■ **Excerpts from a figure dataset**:

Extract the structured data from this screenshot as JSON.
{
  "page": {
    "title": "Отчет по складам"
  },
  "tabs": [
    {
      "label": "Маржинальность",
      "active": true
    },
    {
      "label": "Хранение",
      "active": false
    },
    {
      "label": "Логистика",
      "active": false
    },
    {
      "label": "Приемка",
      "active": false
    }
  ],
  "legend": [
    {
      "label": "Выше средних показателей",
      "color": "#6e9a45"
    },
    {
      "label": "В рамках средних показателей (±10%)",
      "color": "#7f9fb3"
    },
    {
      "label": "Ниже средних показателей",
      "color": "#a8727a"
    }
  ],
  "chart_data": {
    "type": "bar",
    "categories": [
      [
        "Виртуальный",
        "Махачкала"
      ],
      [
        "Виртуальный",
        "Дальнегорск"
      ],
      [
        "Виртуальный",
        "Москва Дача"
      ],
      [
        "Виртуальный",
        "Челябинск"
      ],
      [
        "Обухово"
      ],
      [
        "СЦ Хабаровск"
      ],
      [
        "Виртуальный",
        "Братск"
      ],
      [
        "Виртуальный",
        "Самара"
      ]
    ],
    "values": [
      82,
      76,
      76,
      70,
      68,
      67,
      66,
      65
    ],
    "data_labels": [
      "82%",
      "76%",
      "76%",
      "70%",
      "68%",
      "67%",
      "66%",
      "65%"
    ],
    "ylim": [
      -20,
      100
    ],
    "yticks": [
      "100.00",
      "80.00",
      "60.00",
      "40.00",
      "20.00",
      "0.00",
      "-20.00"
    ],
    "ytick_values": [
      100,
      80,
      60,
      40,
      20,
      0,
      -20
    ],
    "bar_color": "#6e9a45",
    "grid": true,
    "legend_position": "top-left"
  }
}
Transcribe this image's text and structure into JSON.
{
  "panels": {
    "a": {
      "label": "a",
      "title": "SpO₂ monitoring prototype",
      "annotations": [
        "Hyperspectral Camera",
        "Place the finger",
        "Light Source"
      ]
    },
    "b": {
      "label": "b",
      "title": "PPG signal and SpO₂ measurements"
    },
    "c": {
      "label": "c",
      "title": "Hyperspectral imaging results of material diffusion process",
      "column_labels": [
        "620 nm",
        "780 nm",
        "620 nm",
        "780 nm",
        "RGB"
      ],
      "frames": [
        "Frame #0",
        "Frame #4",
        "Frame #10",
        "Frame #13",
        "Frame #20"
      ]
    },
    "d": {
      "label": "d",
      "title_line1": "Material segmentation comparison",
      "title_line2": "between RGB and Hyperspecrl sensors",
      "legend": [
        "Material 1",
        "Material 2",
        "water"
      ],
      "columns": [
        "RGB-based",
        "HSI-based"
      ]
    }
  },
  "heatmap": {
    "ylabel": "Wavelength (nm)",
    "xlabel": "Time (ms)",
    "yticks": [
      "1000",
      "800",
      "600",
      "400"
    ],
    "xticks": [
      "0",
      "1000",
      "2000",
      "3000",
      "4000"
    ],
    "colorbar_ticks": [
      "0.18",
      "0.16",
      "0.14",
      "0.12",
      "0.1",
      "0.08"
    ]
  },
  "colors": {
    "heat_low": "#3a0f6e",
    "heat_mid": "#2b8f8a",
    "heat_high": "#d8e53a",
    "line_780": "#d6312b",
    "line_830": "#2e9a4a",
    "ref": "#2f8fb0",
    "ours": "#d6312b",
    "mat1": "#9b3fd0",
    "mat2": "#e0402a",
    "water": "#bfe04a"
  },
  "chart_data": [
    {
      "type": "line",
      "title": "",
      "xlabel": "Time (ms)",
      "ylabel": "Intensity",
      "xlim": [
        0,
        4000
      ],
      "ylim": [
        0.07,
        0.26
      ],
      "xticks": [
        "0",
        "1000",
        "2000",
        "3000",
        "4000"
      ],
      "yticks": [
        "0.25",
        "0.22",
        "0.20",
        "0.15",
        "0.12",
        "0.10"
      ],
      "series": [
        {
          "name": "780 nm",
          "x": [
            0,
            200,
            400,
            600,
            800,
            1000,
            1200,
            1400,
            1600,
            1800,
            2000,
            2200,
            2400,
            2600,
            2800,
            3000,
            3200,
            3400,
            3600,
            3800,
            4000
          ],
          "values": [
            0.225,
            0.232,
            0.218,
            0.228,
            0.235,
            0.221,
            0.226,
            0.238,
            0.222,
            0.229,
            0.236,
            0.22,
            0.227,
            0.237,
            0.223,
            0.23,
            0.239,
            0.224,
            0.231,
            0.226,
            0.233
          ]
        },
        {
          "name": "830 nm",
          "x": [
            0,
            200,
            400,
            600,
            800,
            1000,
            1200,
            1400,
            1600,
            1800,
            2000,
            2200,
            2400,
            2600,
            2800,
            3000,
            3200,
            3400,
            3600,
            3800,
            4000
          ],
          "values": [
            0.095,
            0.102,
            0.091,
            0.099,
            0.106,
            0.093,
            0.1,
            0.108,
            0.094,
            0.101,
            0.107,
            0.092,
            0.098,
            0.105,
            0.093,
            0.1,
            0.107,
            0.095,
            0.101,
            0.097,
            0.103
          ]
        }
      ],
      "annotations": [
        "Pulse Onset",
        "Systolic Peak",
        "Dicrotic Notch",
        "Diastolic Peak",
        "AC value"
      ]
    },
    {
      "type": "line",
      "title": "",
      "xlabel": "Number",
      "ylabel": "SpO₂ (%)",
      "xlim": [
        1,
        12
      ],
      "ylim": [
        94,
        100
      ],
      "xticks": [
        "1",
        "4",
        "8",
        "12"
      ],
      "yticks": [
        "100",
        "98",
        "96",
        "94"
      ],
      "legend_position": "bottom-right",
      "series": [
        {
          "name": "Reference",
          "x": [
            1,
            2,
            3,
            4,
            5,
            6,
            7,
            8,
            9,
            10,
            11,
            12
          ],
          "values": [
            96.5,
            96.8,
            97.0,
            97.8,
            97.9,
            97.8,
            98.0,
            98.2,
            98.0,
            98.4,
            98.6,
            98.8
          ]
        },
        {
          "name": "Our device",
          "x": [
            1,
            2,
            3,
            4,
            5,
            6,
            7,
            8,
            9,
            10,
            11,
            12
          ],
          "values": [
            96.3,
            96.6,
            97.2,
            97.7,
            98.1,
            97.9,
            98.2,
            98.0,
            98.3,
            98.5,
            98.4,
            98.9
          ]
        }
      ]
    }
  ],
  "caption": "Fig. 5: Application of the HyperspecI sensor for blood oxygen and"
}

■ **DESCRIPTION OF THE TASK**: Reproduce the data in its entirety, matching each character.

■ **SOLUTION**:
Extract the structured data from this screenshot as JSON.
{
  "page": {
    "title": "Отчет по складам"
  },
  "tabs": [
    {
      "label": "Маржинальность",
      "active": true
    },
    {
      "label": "Хранение",
      "active": false
    },
    {
      "label": "Логистика",
      "active": false
    },
    {
      "label": "Приемка",
      "active": false
    }
  ],
  "legend": [
    {
      "label": "Выше средних показателей",
      "color": "#6e9a45"
    },
    {
      "label": "В рамках средних показателей (±10%)",
      "color": "#7f9fb3"
    },
    {
      "label": "Ниже средних показателей",
      "color": "#a8727a"
    }
  ],
  "chart_data": {
    "type": "bar",
    "categories": [
      [
        "Виртуальный",
        "Махачкала"
      ],
      [
        "Виртуальный",
        "Дальнегорск"
      ],
      [
        "Виртуальный",
        "Москва Дача"
      ],
      [
        "Виртуальный",
        "Челябинск"
      ],
      [
        "Обухово"
      ],
      [
        "СЦ Хабаровск"
      ],
      [
        "Виртуальный",
        "Братск"
      ],
      [
        "Виртуальный",
        "Самара"
      ]
    ],
    "values": [
      82,
      76,
      76,
      70,
      68,
      67,
      66,
      65
    ],
    "data_labels": [
      "82%",
      "76%",
      "76%",
      "70%",
      "68%",
      "67%",
      "66%",
      "65%"
    ],
    "ylim": [
      -20,
      100
    ],
    "yticks": [
      "100.00",
      "80.00",
      "60.00",
      "40.00",
      "20.00",
      "0.00",
      "-20.00"
    ],
    "ytick_values": [
      100,
      80,
      60,
      40,
      20,
      0,
      -20
    ],
    "bar_color": "#6e9a45",
    "grid": true,
    "legend_position": "top-left"
  }
}
Transcribe this image's text and structure into JSON.
{
  "panels": {
    "a": {
      "label": "a",
      "title": "SpO₂ monitoring prototype",
      "annotations": [
        "Hyperspectral Camera",
        "Place the finger",
        "Light Source"
      ]
    },
    "b": {
      "label": "b",
      "title": "PPG signal and SpO₂ measurements"
    },
    "c": {
      "label": "c",
      "title": "Hyperspectral imaging results of material diffusion process",
      "column_labels": [
        "620 nm",
        "780 nm",
        "620 nm",
        "780 nm",
        "RGB"
      ],
      "frames": [
        "Frame #0",
        "Frame #4",
        "Frame #10",
        "Frame #13",
        "Frame #20"
      ]
    },
    "d": {
      "label": "d",
      "title_line1": "Material segmentation comparison",
      "title_line2": "between RGB and Hyperspecrl sensors",
      "legend": [
        "Material 1",
        "Material 2",
        "water"
      ],
      "columns": [
        "RGB-based",
        "HSI-based"
      ]
    }
  },
  "heatmap": {
    "ylabel": "Wavelength (nm)",
    "xlabel": "Time (ms)",
    "yticks": [
      "1000",
      "800",
      "600",
      "400"
    ],
    "xticks": [
      "0",
      "1000",
      "2000",
      "3000",
      "4000"
    ],
    "colorbar_ticks": [
      "0.18",
      "0.16",
      "0.14",
      "0.12",
      "0.1",
      "0.08"
    ]
  },
  "colors": {
    "heat_low": "#3a0f6e",
    "heat_mid": "#2b8f8a",
    "heat_high": "#d8e53a",
    "line_780": "#d6312b",
    "line_830": "#2e9a4a",
    "ref": "#2f8fb0",
    "ours": "#d6312b",
    "mat1": "#9b3fd0",
    "mat2": "#e0402a",
    "water": "#bfe04a"
  },
  "chart_data": [
    {
      "type": "line",
      "title": "",
      "xlabel": "Time (ms)",
      "ylabel": "Intensity",
      "xlim": [
        0,
        4000
      ],
      "ylim": [
        0.07,
        0.26
      ],
      "xticks": [
        "0",
        "1000",
        "2000",
        "3000",
        "4000"
      ],
      "yticks": [
        "0.25",
        "0.22",
        "0.20",
        "0.15",
        "0.12",
        "0.10"
      ],
      "series": [
        {
          "name": "780 nm",
          "x": [
            0,
            200,
            400,
            600,
            800,
            1000,
            1200,
            1400,
            1600,
            1800,
            2000,
            2200,
            2400,
            2600,
            2800,
            3000,
            3200,
            3400,
            3600,
            3800,
            4000
          ],
          "values": [
            0.225,
            0.232,
            0.218,
            0.228,
            0.235,
            0.221,
            0.226,
            0.238,
            0.222,
            0.229,
            0.236,
            0.22,
            0.227,
            0.237,
            0.223,
            0.23,
            0.239,
            0.224,
            0.231,
            0.226,
            0.233
          ]
        },
        {
          "name": "830 nm",
          "x": [
            0,
            200,
            400,
            600,
            800,
            1000,
            1200,
            1400,
            1600,
            1800,
            2000,
            2200,
            2400,
            2600,
            2800,
            3000,
            3200,
            3400,
            3600,
            3800,
            4000
          ],
          "values": [
            0.095,
            0.102,
            0.091,
            0.099,
            0.106,
            0.093,
            0.1,
            0.108,
            0.094,
            0.101,
            0.107,
            0.092,
            0.098,
            0.105,
            0.093,
            0.1,
            0.107,
            0.095,
            0.101,
            0.097,
            0.103
          ]
        }
      ],
      "annotations": [
        "Pulse Onset",
        "Systolic Peak",
        "Dicrotic Notch",
        "Diastolic Peak",
        "AC value"
      ]
    },
    {
      "type": "line",
      "title": "",
      "xlabel": "Number",
      "ylabel": "SpO₂ (%)",
      "xlim": [
        1,
        12
      ],
      "ylim": [
        94,
        100
      ],
      "xticks": [
        "1",
        "4",
        "8",
        "12"
      ],
      "yticks": [
        "100",
        "98",
        "96",
        "94"
      ],
      "legend_position": "bottom-right",
      "series": [
        {
          "name": "Reference",
          "x": [
            1,
            2,
            3,
            4,
            5,
            6,
            7,
            8,
            9,
            10,
            11,
            12
          ],
          "values": [
            96.5,
            96.8,
            97.0,
            97.8,
            97.9,
            97.8,
            98.0,
            98.2,
            98.0,
            98.4,
            98.6,
            98.8
          ]
        },
        {
          "name": "Our device",
          "x": [
            1,
            2,
            3,
            4,
            5,
            6,
            7,
            8,
            9,
            10,
            11,
            12
          ],
          "values": [
            96.3,
            96.6,
            97.2,
            97.7,
            98.1,
            97.9,
            98.2,
            98.0,
            98.3,
            98.5,
            98.4,
            98.9
          ]
        }
      ]
    }
  ],
  "caption": "Fig. 5: Application of the HyperspecI sensor for blood oxygen and"
}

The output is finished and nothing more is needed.